▸ **WHAT TO WORK ON**
Read the listing and extract each line that includes the word "нарушенных".

▸ **DATA FOR PROCESSING**

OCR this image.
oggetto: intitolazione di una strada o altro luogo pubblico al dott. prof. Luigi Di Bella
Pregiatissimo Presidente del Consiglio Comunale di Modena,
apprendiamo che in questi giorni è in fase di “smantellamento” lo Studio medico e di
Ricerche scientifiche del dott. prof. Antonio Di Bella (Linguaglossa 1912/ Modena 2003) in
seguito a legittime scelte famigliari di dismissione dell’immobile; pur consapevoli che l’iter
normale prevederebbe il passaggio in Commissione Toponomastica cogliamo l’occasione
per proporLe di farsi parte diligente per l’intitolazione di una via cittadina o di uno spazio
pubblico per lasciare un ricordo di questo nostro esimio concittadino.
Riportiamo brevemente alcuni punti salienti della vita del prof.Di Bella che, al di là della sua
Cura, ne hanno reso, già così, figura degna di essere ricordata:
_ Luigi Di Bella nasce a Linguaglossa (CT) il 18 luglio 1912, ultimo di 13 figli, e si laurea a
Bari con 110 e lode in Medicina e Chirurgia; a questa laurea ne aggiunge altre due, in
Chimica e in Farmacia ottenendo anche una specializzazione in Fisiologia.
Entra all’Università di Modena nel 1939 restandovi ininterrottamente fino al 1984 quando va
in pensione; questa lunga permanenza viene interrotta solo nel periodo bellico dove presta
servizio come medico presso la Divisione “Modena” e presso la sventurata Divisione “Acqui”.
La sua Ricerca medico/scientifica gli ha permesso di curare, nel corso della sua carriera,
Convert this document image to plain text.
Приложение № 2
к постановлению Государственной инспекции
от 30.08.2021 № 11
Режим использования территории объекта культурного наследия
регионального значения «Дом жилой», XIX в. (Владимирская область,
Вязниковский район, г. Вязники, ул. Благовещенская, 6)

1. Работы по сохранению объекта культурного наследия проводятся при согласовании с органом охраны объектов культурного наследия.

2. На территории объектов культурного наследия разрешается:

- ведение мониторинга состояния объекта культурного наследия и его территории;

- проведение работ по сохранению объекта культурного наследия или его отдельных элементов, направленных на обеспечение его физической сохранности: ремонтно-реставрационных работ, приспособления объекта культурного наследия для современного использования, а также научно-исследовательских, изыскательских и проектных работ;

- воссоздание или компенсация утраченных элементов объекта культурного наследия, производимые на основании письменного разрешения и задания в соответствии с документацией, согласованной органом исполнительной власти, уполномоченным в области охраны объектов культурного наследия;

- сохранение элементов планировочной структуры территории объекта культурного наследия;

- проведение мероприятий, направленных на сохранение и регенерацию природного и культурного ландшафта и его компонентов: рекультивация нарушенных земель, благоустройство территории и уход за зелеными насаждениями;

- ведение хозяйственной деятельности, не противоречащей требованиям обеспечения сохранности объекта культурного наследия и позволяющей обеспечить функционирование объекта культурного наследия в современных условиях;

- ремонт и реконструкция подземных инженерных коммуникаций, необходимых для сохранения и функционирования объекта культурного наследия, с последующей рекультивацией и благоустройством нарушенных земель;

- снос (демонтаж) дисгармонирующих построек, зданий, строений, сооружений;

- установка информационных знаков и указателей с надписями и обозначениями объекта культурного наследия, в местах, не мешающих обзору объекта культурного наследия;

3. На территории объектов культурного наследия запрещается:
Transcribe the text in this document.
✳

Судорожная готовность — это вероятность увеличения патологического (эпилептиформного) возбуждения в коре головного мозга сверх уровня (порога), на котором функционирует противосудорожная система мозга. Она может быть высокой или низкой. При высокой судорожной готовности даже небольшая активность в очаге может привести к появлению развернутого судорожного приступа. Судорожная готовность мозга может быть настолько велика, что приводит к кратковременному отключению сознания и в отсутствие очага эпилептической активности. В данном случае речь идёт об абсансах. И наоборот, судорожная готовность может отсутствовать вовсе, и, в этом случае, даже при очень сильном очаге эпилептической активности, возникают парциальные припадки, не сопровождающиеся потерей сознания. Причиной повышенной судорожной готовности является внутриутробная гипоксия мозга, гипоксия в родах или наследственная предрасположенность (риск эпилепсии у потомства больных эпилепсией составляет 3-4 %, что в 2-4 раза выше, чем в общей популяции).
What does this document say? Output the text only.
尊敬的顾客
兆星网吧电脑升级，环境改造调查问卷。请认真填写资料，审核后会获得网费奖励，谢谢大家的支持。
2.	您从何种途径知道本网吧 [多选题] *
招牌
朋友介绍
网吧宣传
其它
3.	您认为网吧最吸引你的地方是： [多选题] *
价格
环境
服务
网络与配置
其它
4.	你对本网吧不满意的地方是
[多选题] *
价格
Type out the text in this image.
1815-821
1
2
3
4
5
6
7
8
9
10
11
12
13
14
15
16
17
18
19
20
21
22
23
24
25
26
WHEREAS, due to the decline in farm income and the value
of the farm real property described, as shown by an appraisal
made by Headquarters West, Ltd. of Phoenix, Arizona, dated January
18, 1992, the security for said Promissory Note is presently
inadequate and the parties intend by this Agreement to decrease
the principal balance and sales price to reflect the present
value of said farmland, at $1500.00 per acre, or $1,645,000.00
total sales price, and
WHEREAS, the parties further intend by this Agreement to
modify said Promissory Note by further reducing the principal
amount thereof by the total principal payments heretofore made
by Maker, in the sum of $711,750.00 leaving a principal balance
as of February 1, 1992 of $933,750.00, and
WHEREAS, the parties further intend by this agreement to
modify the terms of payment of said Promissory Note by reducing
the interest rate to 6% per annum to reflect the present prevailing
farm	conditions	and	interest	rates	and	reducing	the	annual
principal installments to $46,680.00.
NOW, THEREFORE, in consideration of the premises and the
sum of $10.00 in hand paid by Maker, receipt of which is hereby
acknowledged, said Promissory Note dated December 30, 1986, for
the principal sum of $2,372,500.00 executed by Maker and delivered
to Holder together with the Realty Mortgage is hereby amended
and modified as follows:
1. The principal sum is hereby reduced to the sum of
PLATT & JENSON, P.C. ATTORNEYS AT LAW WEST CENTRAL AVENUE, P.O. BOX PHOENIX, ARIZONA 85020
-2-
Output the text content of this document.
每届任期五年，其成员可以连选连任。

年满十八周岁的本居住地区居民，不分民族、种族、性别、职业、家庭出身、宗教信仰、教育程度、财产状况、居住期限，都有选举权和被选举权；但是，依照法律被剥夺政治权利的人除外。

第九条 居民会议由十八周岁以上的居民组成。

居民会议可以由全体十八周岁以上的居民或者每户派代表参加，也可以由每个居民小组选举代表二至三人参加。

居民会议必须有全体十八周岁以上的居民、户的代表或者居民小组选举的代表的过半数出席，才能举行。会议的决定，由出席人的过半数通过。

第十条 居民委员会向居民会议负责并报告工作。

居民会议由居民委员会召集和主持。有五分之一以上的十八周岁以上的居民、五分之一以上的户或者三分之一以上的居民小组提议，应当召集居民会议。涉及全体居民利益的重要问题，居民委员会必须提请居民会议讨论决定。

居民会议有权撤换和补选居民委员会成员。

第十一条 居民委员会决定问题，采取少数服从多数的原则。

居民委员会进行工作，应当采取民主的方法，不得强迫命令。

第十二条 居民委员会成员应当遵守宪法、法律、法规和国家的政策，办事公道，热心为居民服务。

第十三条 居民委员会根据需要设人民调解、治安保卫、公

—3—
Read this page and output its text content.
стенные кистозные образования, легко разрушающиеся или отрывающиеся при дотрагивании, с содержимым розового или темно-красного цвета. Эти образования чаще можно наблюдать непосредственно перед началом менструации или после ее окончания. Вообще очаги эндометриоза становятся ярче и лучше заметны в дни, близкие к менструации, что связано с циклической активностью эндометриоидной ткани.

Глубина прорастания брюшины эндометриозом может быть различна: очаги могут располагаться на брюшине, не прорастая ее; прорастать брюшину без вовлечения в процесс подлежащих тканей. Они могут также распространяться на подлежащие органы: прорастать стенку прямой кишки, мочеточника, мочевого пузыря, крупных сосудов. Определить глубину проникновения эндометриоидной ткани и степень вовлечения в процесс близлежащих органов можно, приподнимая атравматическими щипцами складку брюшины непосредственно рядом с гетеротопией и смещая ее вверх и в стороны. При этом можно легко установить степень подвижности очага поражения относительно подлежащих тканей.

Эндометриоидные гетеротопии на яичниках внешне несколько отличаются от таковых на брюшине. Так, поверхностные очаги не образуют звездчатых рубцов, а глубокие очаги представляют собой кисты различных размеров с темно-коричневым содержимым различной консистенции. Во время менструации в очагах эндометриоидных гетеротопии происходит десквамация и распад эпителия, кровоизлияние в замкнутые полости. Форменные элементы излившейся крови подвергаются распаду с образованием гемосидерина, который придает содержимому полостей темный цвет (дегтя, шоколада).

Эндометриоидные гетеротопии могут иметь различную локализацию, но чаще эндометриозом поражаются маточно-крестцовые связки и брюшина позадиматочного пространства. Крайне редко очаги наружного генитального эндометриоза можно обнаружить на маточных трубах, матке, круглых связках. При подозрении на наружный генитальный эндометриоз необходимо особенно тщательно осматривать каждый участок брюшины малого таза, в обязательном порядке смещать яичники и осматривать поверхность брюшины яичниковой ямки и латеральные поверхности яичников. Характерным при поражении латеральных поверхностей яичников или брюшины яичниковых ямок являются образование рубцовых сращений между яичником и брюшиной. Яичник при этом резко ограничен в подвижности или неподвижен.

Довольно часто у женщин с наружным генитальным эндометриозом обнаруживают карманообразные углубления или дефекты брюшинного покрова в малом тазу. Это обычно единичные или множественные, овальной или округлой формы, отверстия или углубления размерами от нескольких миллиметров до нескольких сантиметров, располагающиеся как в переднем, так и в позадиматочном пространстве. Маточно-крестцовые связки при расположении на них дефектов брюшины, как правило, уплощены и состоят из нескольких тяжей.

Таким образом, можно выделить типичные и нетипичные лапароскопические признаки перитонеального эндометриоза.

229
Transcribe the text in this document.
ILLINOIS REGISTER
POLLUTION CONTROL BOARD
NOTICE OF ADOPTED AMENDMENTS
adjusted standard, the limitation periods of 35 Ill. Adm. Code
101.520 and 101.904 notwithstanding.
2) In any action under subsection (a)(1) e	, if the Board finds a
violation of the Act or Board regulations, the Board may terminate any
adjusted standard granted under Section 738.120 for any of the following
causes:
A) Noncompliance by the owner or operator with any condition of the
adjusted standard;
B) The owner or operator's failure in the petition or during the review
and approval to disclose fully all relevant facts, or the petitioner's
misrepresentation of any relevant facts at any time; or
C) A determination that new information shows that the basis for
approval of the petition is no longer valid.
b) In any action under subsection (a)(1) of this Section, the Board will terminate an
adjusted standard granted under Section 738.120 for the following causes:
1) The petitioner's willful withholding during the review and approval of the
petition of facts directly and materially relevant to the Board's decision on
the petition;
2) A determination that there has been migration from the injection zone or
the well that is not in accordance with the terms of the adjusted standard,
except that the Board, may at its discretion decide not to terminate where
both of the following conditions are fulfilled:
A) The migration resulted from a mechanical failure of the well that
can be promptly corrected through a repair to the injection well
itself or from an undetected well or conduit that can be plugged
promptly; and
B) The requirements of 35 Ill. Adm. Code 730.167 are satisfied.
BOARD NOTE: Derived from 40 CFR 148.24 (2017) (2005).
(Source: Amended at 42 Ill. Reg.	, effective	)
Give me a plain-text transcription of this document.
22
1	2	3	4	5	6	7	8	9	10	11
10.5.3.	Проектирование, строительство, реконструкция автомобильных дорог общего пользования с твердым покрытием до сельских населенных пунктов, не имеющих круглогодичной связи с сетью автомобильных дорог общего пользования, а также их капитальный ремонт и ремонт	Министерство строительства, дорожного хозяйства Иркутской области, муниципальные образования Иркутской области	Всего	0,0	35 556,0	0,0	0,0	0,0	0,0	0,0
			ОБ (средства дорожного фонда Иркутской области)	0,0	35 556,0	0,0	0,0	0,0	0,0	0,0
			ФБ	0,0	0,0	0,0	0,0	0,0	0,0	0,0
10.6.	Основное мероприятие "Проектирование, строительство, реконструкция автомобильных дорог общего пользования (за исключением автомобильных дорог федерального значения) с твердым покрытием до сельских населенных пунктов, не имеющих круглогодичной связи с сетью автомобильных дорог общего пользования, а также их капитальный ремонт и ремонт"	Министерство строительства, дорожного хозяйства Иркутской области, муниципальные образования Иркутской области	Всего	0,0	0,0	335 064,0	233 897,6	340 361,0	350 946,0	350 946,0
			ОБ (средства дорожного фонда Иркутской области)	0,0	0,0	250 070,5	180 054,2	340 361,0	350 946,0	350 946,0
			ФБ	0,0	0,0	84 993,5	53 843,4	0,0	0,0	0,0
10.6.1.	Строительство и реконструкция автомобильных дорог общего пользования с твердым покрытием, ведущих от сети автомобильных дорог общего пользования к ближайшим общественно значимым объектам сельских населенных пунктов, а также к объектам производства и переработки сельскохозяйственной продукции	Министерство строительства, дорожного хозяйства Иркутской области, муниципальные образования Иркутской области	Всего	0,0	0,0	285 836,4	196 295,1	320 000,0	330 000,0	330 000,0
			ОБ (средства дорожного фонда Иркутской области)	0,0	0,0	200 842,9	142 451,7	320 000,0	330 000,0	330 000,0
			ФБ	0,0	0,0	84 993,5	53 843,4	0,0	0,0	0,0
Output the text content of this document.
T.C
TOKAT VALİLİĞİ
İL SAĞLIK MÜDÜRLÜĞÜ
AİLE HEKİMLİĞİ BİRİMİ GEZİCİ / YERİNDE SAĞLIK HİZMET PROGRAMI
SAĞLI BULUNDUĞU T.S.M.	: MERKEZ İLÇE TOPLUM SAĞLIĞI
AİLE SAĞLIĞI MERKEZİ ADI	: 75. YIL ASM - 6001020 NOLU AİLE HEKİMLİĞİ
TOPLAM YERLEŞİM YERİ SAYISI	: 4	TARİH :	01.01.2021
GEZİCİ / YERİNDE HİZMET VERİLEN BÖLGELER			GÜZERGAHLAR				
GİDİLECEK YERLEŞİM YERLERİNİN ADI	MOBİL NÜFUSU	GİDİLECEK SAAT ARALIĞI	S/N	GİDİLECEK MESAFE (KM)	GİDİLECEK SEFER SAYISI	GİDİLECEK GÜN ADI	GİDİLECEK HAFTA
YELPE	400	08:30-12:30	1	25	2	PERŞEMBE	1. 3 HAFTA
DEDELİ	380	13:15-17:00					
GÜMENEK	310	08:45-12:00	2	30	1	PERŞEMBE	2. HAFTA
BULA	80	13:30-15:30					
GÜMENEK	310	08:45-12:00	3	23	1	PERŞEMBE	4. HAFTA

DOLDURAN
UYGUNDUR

▸ **THE COMPLETED TASK**
- проведение мероприятий, направленных на сохранение и регенерацию природного и культурного ландшафта и его компонентов: рекультивация нарушенных земель, благоустройство территории и уход за зелеными насаждениями;
- ремонт и реконструкция подземных инженерных коммуникаций, необходимых для сохранения и функционирования объекта культурного наследия, с последующей рекультивацией и благоустройством нарушенных земель;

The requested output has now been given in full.